## Parties de l'exercice
1) Répondez à ces questions sur l'extrait consacré au voyage du roi en Angleterre :
(a) À quel souverain Louis-Philippe adresse-t-il la lettre citée ?
(b) À qui M. Guizot écrit-il pour juger l'effet du voyage ?
(c) Quelles villes M. Guizot mentionne-t-il pour l'impression observée en France ?
2) Poursuivez l'extrait consacré au voyage du roi en Angleterre après sa dernière phrase.

## Extrait
▬▬▬▬▬▬

Le Roi et M. Guizot revinrent en France, enchantés de leur voyage et avec le sentiment d'avoir fait quelque chose d'utile à leur politique. «Je m'applaudis, écrivait Louis-Philippe au roi des Belges, d'avoir secoué toutes les timidités qui s'inquiétaient de ma résolution de faire le voyage d'Angleterre... Tout le monde ici s'accorde à trouver non seulement que l'effet est immense, mais qu'il s'accroît encore chaque jour. C'est le traitement le plus efficace contre les préjugés heureusement si battus en Angleterre et si funestes pour le bien-être des deux pays et la prospérité du monde. J'espère et je crois que nous sommes ici en bon progrès à cet égard, et j'ai tout lieu de me flatter que si notre excellente petite reine Victoria, son sage et bon Albert et ses sages ministres continuent ce qui est en si bon train, nous viendrons à bout de gagner les convictions des deux nations et de consolider tout à fait cette précieuse entente cordiale qui est dans l'intérêt bien entendu de tous[432].» M. Guizot, de son côté, déclarait, dans une lettre à M. de Barante, «l'effet du voyage excellent» des deux côtés du détroit. «En Angleterre, ajoutait-il, nous n'avons, quant à présent, rien à désirer. La disposition est parfaite et la satisfaction grande. La popularité du Roi dans le public anglais a réagi sur le cabinet qui était bienveillant, mais inquiet et timide. Aujourd'hui, il est bien décidé à laisser petites toutes les petites questions et à maintenir toujours, au-dessus des incidents, des conflits locaux, des embarras momentanés, la grande politique de la paix et de la bonne intelligence avec nous.» En France aussi, M. Guizot croyait «le public content». «J'ai vu moi-même, disait-il, l'impression à Calais, Boulogne, Montreuil, sur toute notre route. Vif plaisir de ravoir le Roi en France. Vif et joyeux orgueil de l'accueil qu'il venait de recevoir en Angleterre et du spectacle donné en Europe. Vive satisfaction de la consolidation de la paix. Tout cela était dans tous les discours, dans toutes les conversations, sur toutes les physionomies[433].»

▬▬▬▬▬▬

## Lignes enregistrées

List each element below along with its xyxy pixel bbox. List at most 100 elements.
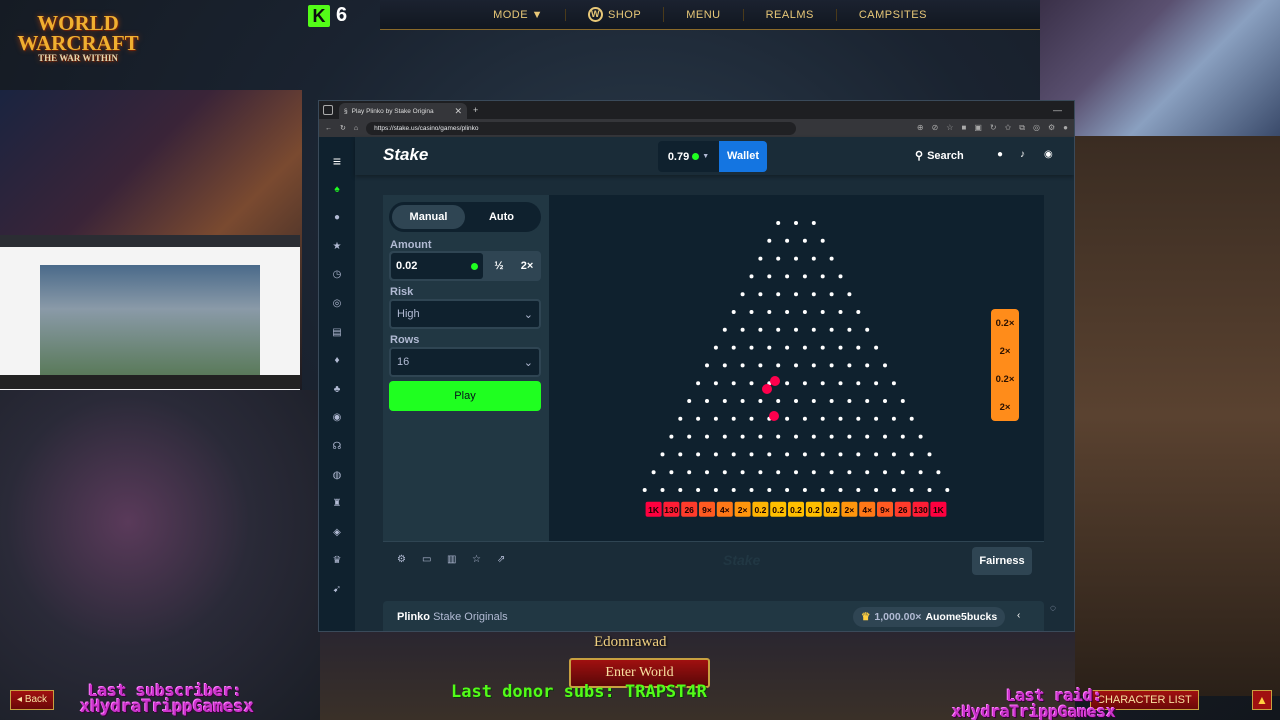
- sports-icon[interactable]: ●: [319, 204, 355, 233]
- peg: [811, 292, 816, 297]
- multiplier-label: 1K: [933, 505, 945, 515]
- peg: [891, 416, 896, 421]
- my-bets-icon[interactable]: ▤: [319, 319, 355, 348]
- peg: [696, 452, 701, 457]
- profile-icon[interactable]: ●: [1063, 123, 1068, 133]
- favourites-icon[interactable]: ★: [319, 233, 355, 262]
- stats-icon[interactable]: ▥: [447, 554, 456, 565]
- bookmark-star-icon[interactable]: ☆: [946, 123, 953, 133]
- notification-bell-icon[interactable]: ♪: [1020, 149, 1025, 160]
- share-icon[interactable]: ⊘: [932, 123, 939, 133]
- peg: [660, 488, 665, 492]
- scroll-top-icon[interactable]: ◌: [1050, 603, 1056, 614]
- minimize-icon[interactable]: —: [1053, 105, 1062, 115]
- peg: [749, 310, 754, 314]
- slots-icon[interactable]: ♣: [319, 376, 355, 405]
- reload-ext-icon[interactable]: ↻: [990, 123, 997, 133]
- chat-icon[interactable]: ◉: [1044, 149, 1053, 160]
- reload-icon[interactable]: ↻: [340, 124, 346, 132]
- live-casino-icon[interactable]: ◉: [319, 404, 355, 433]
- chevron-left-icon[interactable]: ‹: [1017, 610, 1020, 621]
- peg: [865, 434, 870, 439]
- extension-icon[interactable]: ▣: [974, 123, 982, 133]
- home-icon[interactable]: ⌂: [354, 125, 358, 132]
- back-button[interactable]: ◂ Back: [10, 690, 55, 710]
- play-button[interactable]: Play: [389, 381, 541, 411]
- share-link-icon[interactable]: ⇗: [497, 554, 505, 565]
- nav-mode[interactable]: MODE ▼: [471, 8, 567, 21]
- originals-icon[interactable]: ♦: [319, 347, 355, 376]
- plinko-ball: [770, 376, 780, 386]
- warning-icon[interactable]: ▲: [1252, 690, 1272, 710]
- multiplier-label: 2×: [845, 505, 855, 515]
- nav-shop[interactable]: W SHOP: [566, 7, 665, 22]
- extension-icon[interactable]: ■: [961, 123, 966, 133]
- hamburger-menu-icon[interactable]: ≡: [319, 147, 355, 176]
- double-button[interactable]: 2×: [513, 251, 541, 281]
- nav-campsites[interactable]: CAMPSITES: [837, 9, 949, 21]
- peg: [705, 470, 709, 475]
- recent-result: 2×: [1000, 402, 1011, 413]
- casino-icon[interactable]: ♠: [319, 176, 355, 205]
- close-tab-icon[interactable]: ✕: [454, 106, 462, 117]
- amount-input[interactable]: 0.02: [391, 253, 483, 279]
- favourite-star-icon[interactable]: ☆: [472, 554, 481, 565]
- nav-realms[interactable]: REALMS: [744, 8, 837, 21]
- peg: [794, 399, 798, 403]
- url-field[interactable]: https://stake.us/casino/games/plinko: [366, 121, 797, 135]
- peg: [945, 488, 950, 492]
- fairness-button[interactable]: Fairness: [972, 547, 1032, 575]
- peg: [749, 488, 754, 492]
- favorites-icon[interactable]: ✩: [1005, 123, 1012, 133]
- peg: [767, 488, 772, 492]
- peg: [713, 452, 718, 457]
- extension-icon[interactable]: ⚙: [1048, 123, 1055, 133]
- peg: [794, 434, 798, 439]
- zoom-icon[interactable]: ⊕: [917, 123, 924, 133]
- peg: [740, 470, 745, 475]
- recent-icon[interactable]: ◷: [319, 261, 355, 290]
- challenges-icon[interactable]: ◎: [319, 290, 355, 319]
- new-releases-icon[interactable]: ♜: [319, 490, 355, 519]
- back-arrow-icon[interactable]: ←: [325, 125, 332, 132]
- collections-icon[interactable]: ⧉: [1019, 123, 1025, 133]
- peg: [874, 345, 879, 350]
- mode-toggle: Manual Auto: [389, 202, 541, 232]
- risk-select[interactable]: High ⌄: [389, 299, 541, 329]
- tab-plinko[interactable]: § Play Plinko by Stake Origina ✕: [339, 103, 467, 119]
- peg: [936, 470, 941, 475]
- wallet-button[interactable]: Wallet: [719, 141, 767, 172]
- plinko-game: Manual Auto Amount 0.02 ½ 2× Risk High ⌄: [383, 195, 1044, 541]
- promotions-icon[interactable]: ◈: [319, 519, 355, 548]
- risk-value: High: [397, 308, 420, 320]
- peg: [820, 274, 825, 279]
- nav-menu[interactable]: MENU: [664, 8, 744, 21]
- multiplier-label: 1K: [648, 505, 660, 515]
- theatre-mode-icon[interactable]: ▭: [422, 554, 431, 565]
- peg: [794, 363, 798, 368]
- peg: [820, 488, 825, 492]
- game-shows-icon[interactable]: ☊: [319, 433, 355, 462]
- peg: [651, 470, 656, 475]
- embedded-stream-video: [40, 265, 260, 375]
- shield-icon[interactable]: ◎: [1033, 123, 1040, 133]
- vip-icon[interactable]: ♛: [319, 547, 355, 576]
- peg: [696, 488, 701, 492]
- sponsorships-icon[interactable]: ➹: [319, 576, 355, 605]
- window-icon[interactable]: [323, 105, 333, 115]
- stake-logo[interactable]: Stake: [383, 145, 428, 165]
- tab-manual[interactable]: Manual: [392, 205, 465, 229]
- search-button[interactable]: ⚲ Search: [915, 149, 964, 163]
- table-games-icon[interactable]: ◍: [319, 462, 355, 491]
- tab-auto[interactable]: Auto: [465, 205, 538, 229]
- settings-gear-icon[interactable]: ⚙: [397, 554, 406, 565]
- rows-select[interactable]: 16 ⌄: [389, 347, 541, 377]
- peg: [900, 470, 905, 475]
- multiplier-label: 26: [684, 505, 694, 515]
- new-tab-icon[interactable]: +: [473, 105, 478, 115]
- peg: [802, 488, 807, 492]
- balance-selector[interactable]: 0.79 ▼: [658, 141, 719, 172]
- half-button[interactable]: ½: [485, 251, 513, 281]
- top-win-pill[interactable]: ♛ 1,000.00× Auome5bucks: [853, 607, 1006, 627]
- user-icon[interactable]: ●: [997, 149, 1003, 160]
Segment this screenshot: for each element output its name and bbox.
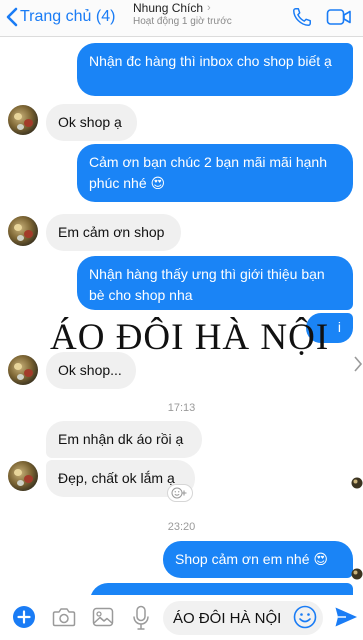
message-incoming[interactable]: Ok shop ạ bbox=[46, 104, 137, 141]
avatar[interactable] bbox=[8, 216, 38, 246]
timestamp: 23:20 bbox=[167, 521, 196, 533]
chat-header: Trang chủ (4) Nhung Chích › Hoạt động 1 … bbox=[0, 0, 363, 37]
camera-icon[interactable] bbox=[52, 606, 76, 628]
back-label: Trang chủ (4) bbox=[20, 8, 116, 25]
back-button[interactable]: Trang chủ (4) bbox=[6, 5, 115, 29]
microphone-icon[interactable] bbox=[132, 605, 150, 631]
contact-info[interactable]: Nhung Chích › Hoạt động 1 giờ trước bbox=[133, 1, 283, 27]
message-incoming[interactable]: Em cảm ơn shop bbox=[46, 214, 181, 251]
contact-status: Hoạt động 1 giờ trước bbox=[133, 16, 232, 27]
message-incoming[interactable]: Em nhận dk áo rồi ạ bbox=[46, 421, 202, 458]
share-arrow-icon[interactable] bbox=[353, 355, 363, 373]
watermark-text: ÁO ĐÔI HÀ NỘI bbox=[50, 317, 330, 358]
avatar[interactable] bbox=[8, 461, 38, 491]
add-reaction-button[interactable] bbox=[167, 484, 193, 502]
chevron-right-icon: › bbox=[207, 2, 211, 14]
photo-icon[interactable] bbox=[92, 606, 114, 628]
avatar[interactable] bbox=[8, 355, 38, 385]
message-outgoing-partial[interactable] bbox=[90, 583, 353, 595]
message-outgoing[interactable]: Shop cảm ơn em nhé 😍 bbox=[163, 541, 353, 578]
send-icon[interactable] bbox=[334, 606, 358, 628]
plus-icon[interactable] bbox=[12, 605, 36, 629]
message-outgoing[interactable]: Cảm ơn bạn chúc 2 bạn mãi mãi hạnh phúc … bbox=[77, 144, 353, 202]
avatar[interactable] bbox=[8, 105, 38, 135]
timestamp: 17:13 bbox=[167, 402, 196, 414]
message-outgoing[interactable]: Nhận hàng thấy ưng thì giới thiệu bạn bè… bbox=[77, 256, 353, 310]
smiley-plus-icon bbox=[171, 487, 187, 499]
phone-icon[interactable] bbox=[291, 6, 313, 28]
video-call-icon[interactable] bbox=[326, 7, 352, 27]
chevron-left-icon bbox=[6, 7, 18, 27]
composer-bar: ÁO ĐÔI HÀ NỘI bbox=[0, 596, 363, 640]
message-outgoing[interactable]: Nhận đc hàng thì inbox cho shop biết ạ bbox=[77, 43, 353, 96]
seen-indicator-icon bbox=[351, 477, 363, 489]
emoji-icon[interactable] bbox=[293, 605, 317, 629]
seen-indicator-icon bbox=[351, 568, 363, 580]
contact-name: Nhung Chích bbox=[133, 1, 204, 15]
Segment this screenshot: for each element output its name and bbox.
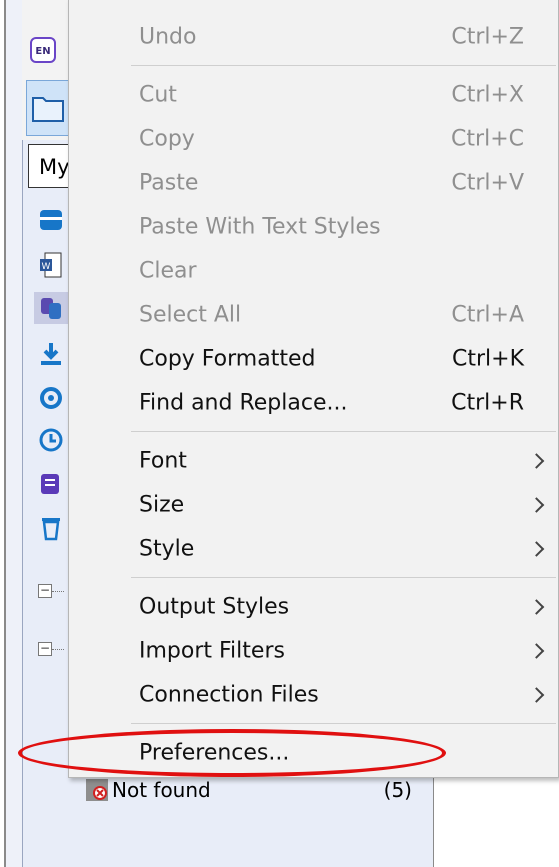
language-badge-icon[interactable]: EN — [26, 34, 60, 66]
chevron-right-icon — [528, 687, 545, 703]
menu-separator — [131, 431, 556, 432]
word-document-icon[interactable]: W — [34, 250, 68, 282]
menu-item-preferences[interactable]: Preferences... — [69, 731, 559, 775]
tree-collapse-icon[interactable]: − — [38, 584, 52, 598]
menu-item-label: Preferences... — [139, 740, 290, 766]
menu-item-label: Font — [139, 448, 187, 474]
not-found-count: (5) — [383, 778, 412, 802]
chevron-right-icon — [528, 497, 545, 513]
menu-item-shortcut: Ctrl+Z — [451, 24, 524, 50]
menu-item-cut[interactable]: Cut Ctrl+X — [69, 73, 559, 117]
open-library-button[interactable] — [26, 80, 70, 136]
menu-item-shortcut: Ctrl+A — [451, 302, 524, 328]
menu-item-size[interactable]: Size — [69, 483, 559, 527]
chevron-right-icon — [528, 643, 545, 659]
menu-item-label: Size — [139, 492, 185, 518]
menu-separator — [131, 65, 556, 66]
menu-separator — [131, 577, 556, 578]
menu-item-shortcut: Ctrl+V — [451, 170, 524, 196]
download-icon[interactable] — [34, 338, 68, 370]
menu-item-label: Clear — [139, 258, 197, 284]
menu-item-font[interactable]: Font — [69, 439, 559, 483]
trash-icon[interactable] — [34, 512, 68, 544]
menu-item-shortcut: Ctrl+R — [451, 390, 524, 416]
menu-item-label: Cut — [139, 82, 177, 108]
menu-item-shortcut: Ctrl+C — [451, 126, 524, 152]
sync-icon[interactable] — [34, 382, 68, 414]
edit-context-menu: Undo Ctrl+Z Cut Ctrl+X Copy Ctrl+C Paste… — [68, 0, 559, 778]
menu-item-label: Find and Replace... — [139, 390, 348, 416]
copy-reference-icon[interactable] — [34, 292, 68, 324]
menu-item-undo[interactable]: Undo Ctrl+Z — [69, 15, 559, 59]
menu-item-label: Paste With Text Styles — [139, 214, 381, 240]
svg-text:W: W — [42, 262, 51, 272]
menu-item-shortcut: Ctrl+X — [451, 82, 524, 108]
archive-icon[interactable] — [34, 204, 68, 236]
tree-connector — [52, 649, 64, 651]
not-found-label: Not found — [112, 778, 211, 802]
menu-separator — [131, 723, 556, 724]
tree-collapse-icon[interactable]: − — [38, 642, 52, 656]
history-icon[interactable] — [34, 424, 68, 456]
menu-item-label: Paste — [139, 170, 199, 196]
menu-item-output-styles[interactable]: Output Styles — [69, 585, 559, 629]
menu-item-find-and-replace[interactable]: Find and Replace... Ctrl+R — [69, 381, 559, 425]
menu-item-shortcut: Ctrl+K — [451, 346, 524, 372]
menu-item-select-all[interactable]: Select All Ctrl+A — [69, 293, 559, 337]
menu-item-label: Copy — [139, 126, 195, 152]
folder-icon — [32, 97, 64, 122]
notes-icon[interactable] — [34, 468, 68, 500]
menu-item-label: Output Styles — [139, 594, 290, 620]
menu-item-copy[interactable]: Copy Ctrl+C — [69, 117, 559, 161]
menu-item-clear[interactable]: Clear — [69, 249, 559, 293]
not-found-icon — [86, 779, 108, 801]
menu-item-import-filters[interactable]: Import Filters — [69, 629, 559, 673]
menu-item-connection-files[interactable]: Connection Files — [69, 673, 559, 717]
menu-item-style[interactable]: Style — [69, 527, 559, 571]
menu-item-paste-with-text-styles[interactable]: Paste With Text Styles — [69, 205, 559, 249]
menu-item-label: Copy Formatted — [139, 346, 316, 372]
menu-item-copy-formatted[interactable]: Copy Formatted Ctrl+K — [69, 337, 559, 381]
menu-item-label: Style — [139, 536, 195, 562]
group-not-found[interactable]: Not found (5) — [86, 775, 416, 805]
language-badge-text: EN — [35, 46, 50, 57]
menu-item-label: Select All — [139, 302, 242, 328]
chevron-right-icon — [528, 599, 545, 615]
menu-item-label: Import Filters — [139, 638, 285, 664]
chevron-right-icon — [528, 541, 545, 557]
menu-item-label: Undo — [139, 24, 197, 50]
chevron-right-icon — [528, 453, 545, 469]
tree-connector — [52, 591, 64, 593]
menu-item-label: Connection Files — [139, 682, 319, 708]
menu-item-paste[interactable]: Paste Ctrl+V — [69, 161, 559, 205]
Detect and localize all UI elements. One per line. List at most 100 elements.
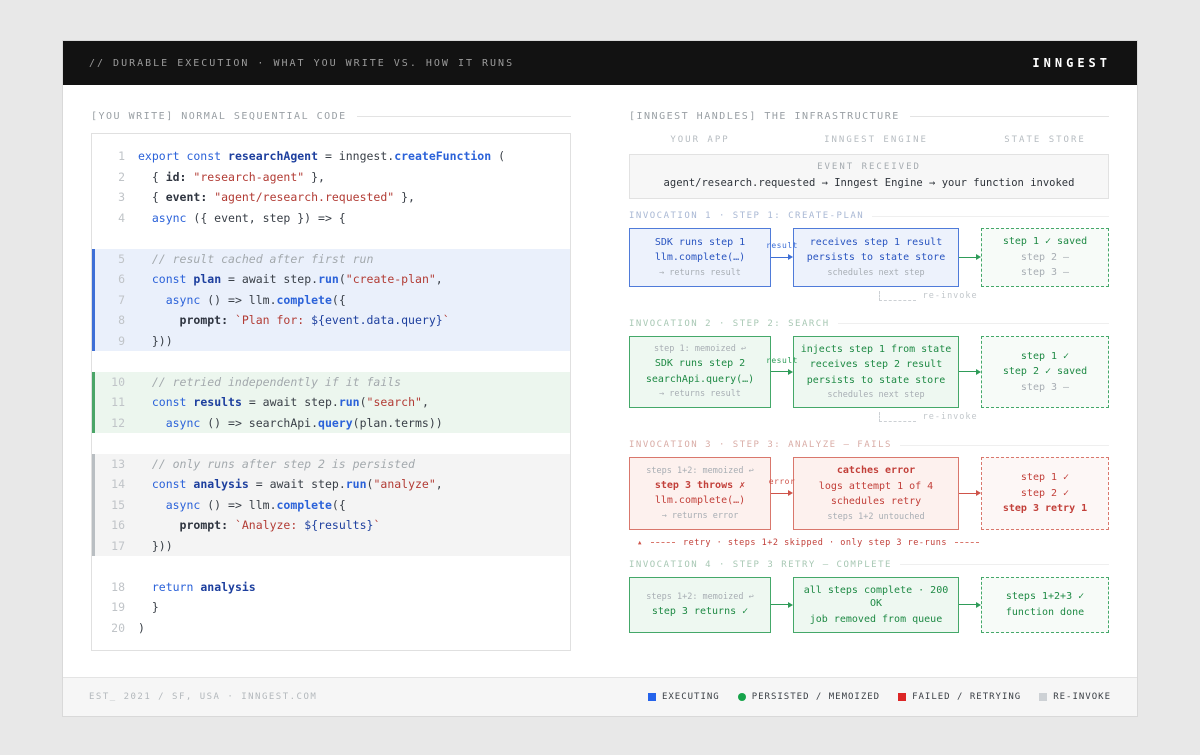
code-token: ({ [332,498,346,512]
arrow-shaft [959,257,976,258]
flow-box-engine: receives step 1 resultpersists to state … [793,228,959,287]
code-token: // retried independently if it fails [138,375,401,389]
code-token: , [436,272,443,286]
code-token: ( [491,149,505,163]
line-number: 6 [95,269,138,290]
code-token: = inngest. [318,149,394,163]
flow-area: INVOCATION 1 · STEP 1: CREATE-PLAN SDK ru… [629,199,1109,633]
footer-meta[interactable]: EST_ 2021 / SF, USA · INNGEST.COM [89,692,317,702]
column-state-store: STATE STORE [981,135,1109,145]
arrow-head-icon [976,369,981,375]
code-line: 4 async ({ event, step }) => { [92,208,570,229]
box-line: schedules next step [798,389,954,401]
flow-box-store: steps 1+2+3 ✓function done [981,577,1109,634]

▬▬▬▬▬▬

## Liste des réponses
1)
(a) Au roi des Belges.
(b) À M. de Barante.
(c) Calais, Boulogne et Montreuil.

2)
Quoique en partie exactes, ces observations étaient, en ce qui concernait la France, un peu optimistes. Le public éprouvait tous les sentiments notés par M. Guizot, mais, en même temps, par une contradiction que nous avons plusieurs fois signalée, il prêtait volontiers l'oreille aux journalistes de gauche qui montraient, dans cette visite faite au lendemain de l'affaire Pritchard, «le coup de grâce de la dignité nationale», et qui s'efforçaient de tourner contre le Roi les hommages reçus par lui en Angleterre. À les entendre, en effet, ces hommages s'adressaient non à la France, toujours jalousée et détestée, mais à la personne de Louis-Philippe, et l'on avait soin d'insinuer que, si celui-ci était populaire outre-Manche, c'était parce que, dans son royaume, il se mettait en travers du sentiment national. Plus on approchait de la rentrée des Chambres, plus la presse travaillait à éveiller ces ombrages. Il était visible que l'opposition, loin de désarmer, s'apprêtait à exploiter, dans le Parlement, les derniers incidents de la politique extérieure, et qu'une partie du public était disposée à lui prêter l'oreille.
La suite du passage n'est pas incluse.